■ Exercise instructions:
Read the data and repeat it in full, exactly.

■ Material supplied:
--- BEGIN ---
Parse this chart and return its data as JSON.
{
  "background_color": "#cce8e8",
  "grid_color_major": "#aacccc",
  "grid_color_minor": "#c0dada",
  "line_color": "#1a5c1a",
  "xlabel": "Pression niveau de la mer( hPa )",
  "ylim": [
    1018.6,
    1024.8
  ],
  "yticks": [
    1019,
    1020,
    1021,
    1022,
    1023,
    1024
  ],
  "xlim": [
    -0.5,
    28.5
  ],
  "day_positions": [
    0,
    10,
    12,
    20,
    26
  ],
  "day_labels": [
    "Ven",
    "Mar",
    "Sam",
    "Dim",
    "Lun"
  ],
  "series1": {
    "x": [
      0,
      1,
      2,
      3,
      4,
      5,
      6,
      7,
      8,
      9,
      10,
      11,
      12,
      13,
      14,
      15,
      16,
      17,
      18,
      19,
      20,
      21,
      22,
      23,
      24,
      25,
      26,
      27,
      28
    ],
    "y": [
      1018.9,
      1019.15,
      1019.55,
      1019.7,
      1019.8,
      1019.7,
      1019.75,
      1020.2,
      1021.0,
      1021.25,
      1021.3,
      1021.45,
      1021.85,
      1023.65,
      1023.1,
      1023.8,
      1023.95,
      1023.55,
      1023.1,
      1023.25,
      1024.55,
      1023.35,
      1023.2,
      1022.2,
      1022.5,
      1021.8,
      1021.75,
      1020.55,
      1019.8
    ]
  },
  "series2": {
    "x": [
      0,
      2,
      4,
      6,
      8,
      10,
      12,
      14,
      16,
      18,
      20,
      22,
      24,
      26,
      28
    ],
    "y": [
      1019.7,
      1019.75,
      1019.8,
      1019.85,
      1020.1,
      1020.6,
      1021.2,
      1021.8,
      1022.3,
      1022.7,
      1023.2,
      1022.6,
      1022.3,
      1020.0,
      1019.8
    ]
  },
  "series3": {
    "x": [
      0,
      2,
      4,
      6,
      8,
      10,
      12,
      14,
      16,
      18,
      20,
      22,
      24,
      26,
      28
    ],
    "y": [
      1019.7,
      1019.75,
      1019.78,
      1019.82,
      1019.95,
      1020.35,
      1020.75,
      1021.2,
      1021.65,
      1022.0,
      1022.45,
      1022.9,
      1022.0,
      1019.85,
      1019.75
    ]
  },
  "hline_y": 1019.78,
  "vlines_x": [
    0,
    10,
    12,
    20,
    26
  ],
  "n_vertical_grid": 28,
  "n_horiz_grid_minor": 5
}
--- END ---
■ Result:
Parse this chart and return its data as JSON.
{
  "background_color": "#cce8e8",
  "grid_color_major": "#aacccc",
  "grid_color_minor": "#c0dada",
  "line_color": "#1a5c1a",
  "xlabel": "Pression niveau de la mer( hPa )",
  "ylim": [
    1018.6,
    1024.8
  ],
  "yticks": [
    1019,
    1020,
    1021,
    1022,
    1023,
    1024
  ],
  "xlim": [
    -0.5,
    28.5
  ],
  "day_positions": [
    0,
    10,
    12,
    20,
    26
  ],
  "day_labels": [
    "Ven",
    "Mar",
    "Sam",
    "Dim",
    "Lun"
  ],
  "series1": {
    "x": [
      0,
      1,
      2,
      3,
      4,
      5,
      6,
      7,
      8,
      9,
      10,
      11,
      12,
      13,
      14,
      15,
      16,
      17,
      18,
      19,
      20,
      21,
      22,
      23,
      24,
      25,
      26,
      27,
      28
    ],
    "y": [
      1018.9,
      1019.15,
      1019.55,
      1019.7,
      1019.8,
      1019.7,
      1019.75,
      1020.2,
      1021.0,
      1021.25,
      1021.3,
      1021.45,
      1021.85,
      1023.65,
      1023.1,
      1023.8,
      1023.95,
      1023.55,
      1023.1,
      1023.25,
      1024.55,
      1023.35,
      1023.2,
      1022.2,
      1022.5,
      1021.8,
      1021.75,
      1020.55,
      1019.8
    ]
  },
  "series2": {
    "x": [
      0,
      2,
      4,
      6,
      8,
      10,
      12,
      14,
      16,
      18,
      20,
      22,
      24,
      26,
      28
    ],
    "y": [
      1019.7,
      1019.75,
      1019.8,
      1019.85,
      1020.1,
      1020.6,
      1021.2,
      1021.8,
      1022.3,
      1022.7,
      1023.2,
      1022.6,
      1022.3,
      1020.0,
      1019.8
    ]
  },
  "series3": {
    "x": [
      0,
      2,
      4,
      6,
      8,
      10,
      12,
      14,
      16,
      18,
      20,
      22,
      24,
      26,
      28
    ],
    "y": [
      1019.7,
      1019.75,
      1019.78,
      1019.82,
      1019.95,
      1020.35,
      1020.75,
      1021.2,
      1021.65,
      1022.0,
      1022.45,
      1022.9,
      1022.0,
      1019.85,
      1019.75
    ]
  },
  "hline_y": 1019.78,
  "vlines_x": [
    0,
    10,
    12,
    20,
    26
  ],
  "n_vertical_grid": 28,
  "n_horiz_grid_minor": 5
}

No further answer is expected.